Records from a collection of figures:
* * * * *
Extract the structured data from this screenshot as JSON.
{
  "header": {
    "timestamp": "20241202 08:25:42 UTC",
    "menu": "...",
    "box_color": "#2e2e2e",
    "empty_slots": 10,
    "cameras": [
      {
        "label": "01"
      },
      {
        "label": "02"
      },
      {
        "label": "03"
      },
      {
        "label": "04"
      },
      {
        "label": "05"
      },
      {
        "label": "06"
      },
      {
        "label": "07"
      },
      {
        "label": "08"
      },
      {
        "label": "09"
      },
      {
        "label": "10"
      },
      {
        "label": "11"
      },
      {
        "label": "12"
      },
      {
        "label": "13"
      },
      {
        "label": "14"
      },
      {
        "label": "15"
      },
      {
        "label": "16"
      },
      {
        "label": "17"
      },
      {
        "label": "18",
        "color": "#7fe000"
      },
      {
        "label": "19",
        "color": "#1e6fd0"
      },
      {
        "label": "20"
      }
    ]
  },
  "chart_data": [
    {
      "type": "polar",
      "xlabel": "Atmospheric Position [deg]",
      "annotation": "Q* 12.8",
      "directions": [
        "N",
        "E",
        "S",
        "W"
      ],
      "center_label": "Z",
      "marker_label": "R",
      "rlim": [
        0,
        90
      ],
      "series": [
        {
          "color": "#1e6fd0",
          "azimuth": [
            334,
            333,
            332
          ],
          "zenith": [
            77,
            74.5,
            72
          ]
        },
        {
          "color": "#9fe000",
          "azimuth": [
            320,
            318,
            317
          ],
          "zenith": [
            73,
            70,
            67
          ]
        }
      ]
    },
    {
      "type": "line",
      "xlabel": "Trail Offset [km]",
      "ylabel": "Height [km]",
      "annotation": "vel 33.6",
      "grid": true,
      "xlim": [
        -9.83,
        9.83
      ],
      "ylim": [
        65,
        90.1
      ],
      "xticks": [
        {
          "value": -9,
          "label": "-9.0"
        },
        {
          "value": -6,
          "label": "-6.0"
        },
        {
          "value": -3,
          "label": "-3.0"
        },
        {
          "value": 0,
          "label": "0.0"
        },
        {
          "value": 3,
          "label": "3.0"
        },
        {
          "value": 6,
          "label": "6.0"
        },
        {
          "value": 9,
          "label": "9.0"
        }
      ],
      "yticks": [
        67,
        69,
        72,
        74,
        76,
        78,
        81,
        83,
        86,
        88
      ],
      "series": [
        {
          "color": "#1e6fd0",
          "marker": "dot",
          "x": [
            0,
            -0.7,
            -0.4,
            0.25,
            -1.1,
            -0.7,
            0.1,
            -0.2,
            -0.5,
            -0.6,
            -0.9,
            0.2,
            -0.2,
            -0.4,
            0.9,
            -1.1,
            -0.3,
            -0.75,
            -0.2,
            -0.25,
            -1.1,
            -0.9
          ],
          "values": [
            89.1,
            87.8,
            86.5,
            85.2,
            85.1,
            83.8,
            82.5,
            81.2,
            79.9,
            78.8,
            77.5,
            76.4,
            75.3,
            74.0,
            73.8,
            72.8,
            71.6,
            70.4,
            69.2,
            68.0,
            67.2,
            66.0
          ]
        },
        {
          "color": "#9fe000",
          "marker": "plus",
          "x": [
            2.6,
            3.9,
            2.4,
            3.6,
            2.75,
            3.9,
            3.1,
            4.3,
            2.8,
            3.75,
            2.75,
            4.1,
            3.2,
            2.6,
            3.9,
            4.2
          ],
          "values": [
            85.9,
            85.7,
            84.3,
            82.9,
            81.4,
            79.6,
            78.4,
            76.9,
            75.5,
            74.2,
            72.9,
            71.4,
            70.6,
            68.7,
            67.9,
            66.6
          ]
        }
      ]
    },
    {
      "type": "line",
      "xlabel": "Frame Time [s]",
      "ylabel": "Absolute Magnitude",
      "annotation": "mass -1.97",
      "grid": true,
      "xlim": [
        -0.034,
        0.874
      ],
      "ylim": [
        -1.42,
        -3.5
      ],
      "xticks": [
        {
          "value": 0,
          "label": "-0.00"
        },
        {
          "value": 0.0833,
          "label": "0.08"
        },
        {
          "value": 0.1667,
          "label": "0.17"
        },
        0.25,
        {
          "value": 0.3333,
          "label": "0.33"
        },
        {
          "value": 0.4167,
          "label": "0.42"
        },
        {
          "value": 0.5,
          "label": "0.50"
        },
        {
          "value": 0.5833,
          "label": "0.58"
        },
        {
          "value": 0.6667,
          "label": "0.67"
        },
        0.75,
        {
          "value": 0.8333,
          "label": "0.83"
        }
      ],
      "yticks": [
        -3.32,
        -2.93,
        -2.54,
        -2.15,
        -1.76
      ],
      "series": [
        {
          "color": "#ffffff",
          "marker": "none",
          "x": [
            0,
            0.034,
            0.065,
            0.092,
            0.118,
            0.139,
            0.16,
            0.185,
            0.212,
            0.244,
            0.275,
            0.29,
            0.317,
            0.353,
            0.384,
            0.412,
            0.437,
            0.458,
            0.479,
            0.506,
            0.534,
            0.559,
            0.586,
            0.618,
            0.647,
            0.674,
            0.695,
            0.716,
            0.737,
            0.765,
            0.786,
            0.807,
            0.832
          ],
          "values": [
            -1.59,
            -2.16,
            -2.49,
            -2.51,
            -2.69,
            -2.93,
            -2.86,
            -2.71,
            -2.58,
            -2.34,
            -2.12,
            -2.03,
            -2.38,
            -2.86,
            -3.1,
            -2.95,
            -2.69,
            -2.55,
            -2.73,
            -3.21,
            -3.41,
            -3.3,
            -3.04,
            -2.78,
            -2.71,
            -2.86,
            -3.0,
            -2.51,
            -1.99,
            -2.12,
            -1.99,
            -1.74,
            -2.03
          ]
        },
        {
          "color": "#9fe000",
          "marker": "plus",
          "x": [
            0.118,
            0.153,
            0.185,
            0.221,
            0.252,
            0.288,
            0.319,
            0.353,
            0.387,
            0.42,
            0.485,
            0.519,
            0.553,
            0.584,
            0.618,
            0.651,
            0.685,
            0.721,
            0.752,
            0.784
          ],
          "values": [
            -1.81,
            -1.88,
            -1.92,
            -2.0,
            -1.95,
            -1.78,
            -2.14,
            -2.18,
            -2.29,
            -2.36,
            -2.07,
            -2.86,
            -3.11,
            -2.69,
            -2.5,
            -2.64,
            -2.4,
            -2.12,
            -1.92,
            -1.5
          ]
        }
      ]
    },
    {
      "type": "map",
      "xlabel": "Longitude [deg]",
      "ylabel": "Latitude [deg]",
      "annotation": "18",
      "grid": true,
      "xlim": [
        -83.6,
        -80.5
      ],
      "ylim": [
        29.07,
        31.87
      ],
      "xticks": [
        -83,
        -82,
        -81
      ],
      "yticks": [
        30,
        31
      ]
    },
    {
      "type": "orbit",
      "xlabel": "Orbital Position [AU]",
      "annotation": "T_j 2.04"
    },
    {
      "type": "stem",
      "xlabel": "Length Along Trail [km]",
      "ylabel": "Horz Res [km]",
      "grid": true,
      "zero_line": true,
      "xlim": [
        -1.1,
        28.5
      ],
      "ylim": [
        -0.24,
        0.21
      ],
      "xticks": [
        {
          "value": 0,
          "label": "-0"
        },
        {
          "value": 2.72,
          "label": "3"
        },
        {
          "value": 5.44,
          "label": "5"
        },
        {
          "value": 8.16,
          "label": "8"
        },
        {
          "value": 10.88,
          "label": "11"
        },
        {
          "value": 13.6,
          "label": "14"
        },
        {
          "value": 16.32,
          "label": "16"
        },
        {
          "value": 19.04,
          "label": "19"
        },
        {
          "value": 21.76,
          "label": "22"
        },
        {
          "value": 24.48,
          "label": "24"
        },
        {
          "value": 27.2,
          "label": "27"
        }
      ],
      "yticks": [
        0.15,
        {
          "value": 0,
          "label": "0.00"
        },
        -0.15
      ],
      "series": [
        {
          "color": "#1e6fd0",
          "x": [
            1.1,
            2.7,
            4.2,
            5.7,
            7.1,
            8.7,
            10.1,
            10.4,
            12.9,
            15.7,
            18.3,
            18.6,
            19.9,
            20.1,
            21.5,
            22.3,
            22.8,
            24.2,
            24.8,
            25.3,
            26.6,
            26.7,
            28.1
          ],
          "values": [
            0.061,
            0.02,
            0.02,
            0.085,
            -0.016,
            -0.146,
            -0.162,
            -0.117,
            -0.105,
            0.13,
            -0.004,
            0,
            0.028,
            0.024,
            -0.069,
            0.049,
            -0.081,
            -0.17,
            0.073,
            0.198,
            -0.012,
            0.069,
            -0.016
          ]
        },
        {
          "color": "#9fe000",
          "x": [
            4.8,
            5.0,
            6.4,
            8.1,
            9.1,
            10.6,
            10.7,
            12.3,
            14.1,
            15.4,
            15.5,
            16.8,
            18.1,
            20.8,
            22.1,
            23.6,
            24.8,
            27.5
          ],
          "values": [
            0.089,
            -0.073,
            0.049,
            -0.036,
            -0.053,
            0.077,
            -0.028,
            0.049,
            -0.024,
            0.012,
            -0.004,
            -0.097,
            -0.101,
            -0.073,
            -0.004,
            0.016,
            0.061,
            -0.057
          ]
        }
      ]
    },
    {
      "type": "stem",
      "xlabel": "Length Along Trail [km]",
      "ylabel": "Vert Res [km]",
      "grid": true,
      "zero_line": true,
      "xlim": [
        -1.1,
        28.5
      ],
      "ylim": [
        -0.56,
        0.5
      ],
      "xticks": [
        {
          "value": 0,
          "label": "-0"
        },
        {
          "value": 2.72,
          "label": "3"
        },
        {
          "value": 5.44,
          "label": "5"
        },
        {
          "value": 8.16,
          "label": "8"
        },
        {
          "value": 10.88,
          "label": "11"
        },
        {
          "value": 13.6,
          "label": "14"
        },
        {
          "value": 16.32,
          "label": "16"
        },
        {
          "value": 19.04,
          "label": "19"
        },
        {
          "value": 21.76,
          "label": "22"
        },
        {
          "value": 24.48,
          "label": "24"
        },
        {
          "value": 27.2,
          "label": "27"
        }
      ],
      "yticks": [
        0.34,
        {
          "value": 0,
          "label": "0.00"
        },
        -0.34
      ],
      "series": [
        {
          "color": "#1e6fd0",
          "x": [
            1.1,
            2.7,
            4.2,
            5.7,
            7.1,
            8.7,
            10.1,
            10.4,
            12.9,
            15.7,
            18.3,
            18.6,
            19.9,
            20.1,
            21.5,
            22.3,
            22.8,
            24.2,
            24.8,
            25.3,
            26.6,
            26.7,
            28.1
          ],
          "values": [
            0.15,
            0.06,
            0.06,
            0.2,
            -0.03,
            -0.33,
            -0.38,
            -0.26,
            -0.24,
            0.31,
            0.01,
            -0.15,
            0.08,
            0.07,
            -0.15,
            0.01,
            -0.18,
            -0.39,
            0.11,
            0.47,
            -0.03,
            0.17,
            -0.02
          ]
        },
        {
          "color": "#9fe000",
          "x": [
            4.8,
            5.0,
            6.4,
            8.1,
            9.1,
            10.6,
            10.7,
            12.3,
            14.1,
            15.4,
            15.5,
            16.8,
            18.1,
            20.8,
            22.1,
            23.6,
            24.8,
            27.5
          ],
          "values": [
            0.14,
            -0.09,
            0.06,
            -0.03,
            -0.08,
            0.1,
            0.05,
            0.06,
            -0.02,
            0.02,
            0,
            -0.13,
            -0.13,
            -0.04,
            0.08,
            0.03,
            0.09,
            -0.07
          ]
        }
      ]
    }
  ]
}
* * * * *
Work required
Among the entries above, how many lines hold the string "Position"? Give the number by itself.

Written response
2